◆ **DESCRIPTION OF THE TASK**
Isolate every line in the records below with "hasta" in it.

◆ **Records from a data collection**
------------------------------------
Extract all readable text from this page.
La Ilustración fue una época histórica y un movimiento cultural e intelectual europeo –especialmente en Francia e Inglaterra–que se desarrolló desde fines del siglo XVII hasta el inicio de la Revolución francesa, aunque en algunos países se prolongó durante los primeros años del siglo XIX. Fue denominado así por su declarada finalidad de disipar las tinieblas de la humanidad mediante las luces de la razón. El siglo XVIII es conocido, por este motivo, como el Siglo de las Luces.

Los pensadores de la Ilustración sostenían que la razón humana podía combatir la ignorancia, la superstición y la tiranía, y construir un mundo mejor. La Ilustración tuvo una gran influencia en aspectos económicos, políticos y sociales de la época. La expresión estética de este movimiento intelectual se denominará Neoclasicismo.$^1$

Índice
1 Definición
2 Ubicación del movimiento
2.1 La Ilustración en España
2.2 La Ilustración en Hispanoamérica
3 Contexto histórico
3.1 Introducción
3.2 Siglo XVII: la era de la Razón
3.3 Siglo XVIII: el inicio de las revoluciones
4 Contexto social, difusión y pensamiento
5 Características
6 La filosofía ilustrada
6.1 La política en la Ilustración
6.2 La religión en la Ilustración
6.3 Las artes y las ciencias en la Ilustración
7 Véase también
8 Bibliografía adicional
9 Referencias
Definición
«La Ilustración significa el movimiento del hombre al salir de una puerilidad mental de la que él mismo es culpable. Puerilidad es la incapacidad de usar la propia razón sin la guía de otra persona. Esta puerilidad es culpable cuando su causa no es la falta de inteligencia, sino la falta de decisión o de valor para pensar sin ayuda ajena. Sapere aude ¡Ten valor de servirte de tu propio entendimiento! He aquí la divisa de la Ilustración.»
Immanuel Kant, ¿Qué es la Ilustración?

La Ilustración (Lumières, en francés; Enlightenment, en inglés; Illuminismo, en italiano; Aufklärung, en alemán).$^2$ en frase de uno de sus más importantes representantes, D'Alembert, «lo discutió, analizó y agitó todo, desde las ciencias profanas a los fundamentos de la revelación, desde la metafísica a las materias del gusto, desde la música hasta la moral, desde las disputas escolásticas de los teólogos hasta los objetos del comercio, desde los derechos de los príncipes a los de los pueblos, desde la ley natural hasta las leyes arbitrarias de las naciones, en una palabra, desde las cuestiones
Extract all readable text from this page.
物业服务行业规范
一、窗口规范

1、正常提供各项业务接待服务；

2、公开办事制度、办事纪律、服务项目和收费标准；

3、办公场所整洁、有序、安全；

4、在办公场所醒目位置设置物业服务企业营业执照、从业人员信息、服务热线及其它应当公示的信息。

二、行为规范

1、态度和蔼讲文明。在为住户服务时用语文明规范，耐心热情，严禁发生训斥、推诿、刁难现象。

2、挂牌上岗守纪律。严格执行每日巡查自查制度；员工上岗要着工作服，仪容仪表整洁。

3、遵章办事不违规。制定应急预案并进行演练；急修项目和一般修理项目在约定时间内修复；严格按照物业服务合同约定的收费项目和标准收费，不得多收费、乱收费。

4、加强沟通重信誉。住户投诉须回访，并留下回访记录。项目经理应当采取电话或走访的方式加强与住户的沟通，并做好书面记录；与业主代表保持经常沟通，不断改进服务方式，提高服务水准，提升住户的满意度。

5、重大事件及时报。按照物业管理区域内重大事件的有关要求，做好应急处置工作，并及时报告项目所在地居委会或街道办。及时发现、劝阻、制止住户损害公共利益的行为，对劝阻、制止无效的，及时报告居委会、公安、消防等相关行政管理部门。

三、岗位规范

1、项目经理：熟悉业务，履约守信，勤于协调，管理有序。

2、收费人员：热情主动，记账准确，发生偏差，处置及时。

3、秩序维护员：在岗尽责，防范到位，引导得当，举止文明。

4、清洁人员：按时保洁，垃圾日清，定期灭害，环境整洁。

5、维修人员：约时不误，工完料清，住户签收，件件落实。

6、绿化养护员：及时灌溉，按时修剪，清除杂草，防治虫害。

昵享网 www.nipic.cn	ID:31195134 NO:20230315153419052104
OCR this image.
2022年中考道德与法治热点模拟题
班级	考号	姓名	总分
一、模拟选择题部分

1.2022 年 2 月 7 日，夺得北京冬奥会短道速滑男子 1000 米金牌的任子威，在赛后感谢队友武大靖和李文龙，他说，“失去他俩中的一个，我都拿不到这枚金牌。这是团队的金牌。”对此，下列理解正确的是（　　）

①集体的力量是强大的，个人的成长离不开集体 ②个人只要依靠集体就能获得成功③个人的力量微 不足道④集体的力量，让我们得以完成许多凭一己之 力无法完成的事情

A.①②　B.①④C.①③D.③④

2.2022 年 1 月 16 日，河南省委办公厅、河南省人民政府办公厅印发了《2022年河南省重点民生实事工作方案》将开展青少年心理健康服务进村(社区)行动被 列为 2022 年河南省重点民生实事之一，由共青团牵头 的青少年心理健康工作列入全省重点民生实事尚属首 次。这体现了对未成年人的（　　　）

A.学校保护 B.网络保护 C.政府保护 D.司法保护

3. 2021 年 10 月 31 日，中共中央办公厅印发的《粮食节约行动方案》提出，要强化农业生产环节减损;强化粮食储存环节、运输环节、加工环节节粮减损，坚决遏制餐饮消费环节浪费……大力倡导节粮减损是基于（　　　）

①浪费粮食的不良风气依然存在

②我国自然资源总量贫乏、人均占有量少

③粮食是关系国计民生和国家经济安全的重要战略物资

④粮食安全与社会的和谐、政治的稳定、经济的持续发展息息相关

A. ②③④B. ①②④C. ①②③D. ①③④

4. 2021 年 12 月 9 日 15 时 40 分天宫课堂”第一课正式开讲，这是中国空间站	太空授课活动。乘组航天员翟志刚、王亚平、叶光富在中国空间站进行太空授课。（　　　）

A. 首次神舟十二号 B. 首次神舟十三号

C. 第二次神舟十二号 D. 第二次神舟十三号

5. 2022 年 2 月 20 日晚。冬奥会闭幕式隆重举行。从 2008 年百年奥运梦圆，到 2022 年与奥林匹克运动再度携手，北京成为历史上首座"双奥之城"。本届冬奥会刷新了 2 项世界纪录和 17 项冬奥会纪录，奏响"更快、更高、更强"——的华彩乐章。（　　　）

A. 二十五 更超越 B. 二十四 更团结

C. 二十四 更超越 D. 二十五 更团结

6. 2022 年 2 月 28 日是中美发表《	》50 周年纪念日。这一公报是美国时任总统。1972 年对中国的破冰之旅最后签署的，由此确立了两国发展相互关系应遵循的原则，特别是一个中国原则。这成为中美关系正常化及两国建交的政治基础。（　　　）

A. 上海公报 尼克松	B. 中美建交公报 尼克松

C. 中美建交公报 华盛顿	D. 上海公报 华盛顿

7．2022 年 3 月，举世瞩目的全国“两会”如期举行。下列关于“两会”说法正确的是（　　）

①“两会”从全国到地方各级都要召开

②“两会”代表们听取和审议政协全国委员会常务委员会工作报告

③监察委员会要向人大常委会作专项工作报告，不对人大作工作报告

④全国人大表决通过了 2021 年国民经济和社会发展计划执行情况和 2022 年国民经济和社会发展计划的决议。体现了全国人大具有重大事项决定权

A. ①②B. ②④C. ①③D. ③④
------------------------------------
◆ **TASK OUTPUT**
La Ilustración fue una época histórica y un movimiento cultural e intelectual europeo –especialmente en Francia e Inglaterra–que se desarrolló desde fines del siglo XVII hasta el inicio de la Revolución francesa, aunque en algunos países se prolongó durante los primeros años del siglo XIX. Fue denominado así por su declarada finalidad de disipar las tinieblas de la humanidad mediante las luces de la razón. El siglo XVIII es conocido, por este motivo, como el Siglo de las Luces.
La Ilustración (Lumières, en francés; Enlightenment, en inglés; Illuminismo, en italiano; Aufklärung, en alemán).$^2$ en frase de uno de sus más importantes representantes, D'Alembert, «lo discutió, analizó y agitó todo, desde las ciencias profanas a los fundamentos de la revelación, desde la metafísica a las materias del gusto, desde la música hasta la moral, desde las disputas escolásticas de los teólogos hasta los objetos del comercio, desde los derechos de los príncipes a los de los pueblos, desde la ley natural hasta las leyes arbitrarias de las naciones, en una palabra, desde las cuestiones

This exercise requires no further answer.